— Begin RECORDS SHOWN —

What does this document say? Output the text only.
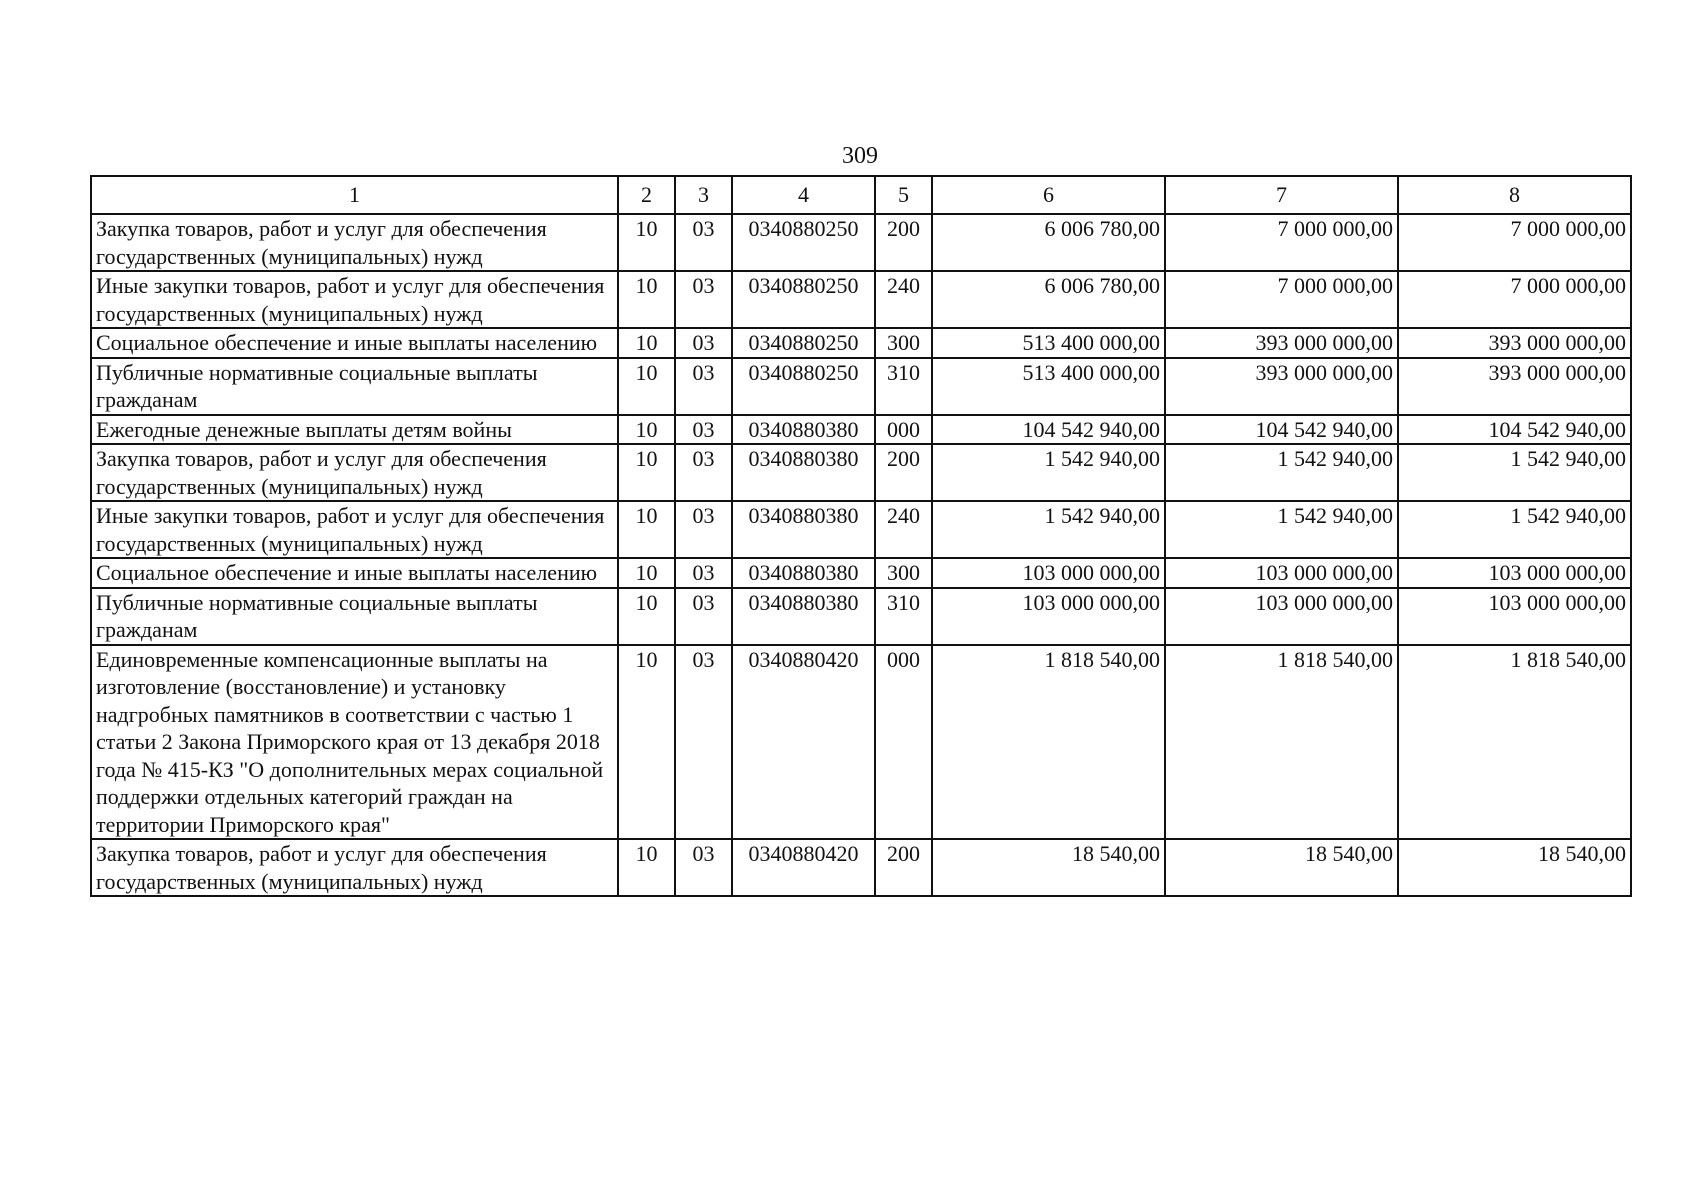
309
1	2	3	4	5	6	7	8
Закупка товаров, работ и услуг для обеспечения государственных (муниципальных) нужд	10	03	0340880250	200	6 006 780,00	7 000 000,00	7 000 000,00
Иные закупки товаров, работ и услуг для обеспечения государственных (муниципальных) нужд	10	03	0340880250	240	6 006 780,00	7 000 000,00	7 000 000,00
Социальное обеспечение и иные выплаты населению	10	03	0340880250	300	513 400 000,00	393 000 000,00	393 000 000,00
Публичные нормативные социальные выплаты гражданам	10	03	0340880250	310	513 400 000,00	393 000 000,00	393 000 000,00
Ежегодные денежные выплаты детям войны	10	03	0340880380	000	104 542 940,00	104 542 940,00	104 542 940,00
Закупка товаров, работ и услуг для обеспечения государственных (муниципальных) нужд	10	03	0340880380	200	1 542 940,00	1 542 940,00	1 542 940,00
Иные закупки товаров, работ и услуг для обеспечения государственных (муниципальных) нужд	10	03	0340880380	240	1 542 940,00	1 542 940,00	1 542 940,00
Социальное обеспечение и иные выплаты населению	10	03	0340880380	300	103 000 000,00	103 000 000,00	103 000 000,00
Публичные нормативные социальные выплаты гражданам	10	03	0340880380	310	103 000 000,00	103 000 000,00	103 000 000,00
Единовременные компенсационные выплаты на изготовление (восстановление) и установку надгробных памятников в соответствии с частью 1 статьи 2 Закона Приморского края от 13 декабря 2018 года № 415-КЗ "О дополнительных мерах социальной поддержки отдельных категорий граждан на территории Приморского края"	10	03	0340880420	000	1 818 540,00	1 818 540,00	1 818 540,00
Закупка товаров, работ и услуг для обеспечения государственных (муниципальных) нужд	10	03	0340880420	200	18 540,00	18 540,00	18 540,00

— End RECORDS SHOWN —

(EXERCISE TASK)
Report all lines of the data above that include the string "закупки".

(EXERCISE SOLUTION)
Иные закупки товаров, работ и услуг для обеспечения государственных (муниципальных) нужд	10	03	0340880250	240	6 006 780,00	7 000 000,00	7 000 000,00
Иные закупки товаров, работ и услуг для обеспечения государственных (муниципальных) нужд	10	03	0340880380	240	1 542 940,00	1 542 940,00	1 542 940,00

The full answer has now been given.